◆ Perintah 1
Tulis ulang baris-baris entri di bawah ini tanpa diubah, mulai dari baris yang memuat "Identify 30 of" hingga baris yang memuat "data-label: 1 [515, 338, 520, 351]", kedua baris itu ikut disalin. Gambar tidak perlu dimasukkan ke dalam jawaban.

Warga Uighur di Xinjiang, Tiongkok menjadi kalangan minoritas yang tertindas. Foto: AFP.
Warga Uighur di Xinjiang, Tiongkok menjadi kalangan minoritas yang tertindas. Foto: AFP.

Kedubes Tiongkok Kecam Berita Memojokkan Terkait Uighur

Fajar Nugraha • 19 Desember 2019 13:44
Jakarta: Kedutaan Besar Tiongkok di Jakarta bersuara terkait artikel di media Amerika Serikat (AS), The Wall Street Journal (WSJ), yang menyebutkan organisasi masyarakat Indonesia bungkam usai diajak mengunjungi Xinjiang. Wilayah itu merupakan populasi utama dari etnis Uighur.

◆ Entri yang Dipakai

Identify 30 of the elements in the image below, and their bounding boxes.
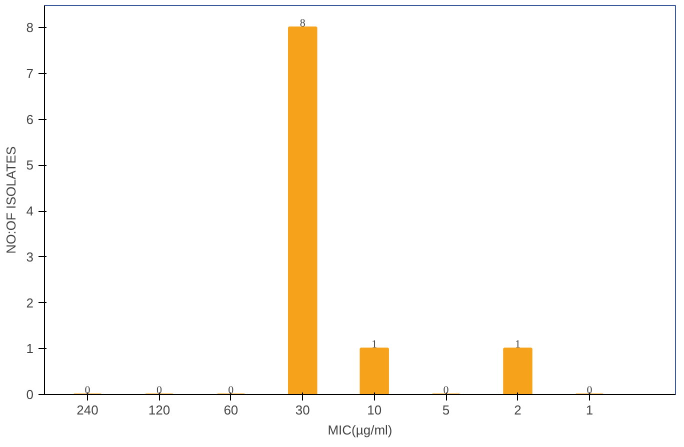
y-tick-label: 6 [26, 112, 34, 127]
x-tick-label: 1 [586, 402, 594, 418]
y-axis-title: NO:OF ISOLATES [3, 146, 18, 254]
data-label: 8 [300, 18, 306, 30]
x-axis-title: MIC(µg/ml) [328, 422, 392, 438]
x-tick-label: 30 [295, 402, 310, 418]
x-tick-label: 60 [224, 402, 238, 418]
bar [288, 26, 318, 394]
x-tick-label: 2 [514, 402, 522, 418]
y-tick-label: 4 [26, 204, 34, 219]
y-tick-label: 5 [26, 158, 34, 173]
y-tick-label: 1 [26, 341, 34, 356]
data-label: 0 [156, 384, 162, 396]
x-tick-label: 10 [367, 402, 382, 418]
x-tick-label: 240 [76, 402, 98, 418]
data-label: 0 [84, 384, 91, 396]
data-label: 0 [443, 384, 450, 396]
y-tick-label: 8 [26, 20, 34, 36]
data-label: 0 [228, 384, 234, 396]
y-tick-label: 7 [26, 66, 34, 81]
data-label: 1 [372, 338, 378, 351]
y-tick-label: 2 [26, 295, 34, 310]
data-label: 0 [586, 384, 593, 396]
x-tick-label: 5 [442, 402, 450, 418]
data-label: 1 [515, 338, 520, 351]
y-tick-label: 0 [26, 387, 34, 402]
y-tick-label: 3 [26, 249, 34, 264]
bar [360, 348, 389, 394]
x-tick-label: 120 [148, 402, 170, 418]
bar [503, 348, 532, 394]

--

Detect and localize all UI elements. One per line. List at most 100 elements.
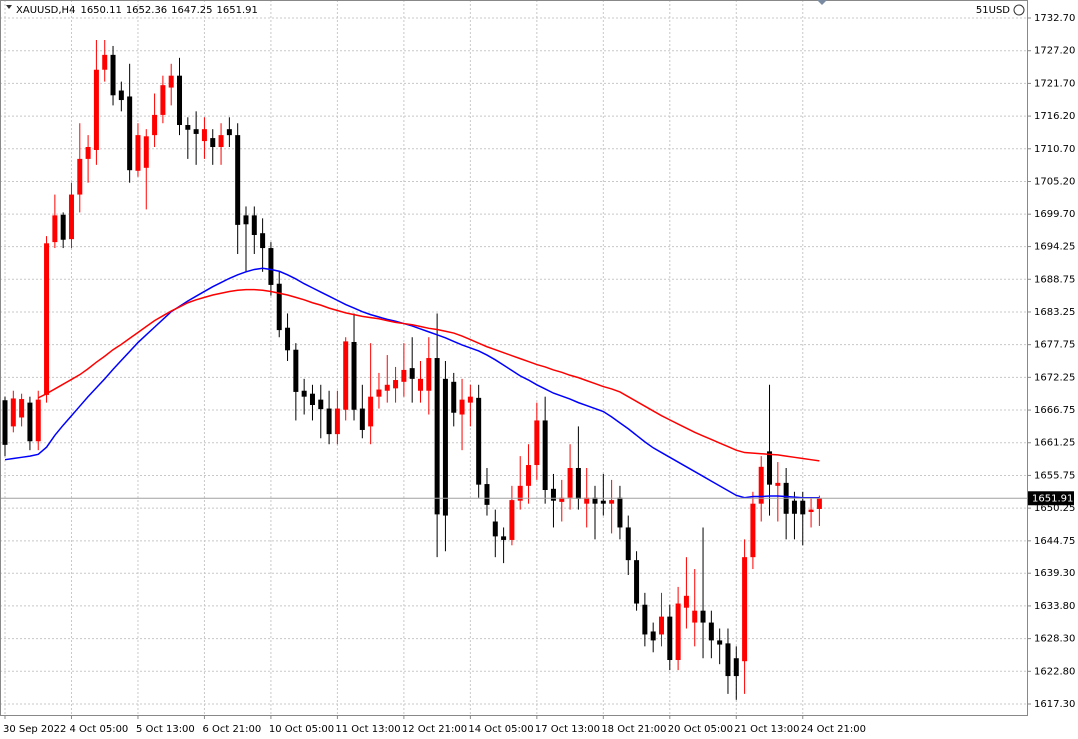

◆ Perintah 2
Rangkum berita tentang Uighur di atas dalam dua kalimat.

◆ Jawaban 1
Identify 30 of the elements in the image below, and their bounding boxes.
y-tick-label: 6 [26, 112, 34, 127]
x-tick-label: 1 [586, 402, 594, 418]
y-axis-title: NO:OF ISOLATES [3, 146, 18, 254]
data-label: 8 [300, 18, 306, 30]
x-axis-title: MIC(µg/ml) [328, 422, 392, 438]
x-tick-label: 30 [295, 402, 310, 418]
x-tick-label: 60 [224, 402, 238, 418]
bar [288, 26, 318, 394]
x-tick-label: 2 [514, 402, 522, 418]
y-tick-label: 4 [26, 204, 34, 219]
y-tick-label: 5 [26, 158, 34, 173]
y-tick-label: 1 [26, 341, 34, 356]
data-label: 0 [156, 384, 162, 396]
x-tick-label: 10 [367, 402, 382, 418]
x-tick-label: 240 [76, 402, 98, 418]
data-label: 0 [84, 384, 91, 396]
data-label: 0 [443, 384, 450, 396]
y-tick-label: 8 [26, 20, 34, 36]
data-label: 0 [228, 384, 234, 396]
y-tick-label: 7 [26, 66, 34, 81]
data-label: 1 [372, 338, 378, 351]
y-tick-label: 2 [26, 295, 34, 310]
data-label: 0 [586, 384, 593, 396]
x-tick-label: 5 [442, 402, 450, 418]
data-label: 1 [515, 338, 520, 351]

◆ Jawaban 2
Kedutaan Besar Tiongkok di Jakarta mengecam berita yang dianggap memojokkan terkait Uighur, yaitu artikel The Wall Street Journal dari Amerika Serikat. Artikel itu menyebutkan organisasi masyarakat Indonesia bungkam setelah diajak mengunjungi Xinjiang, wilayah populasi utama etnis Uighur.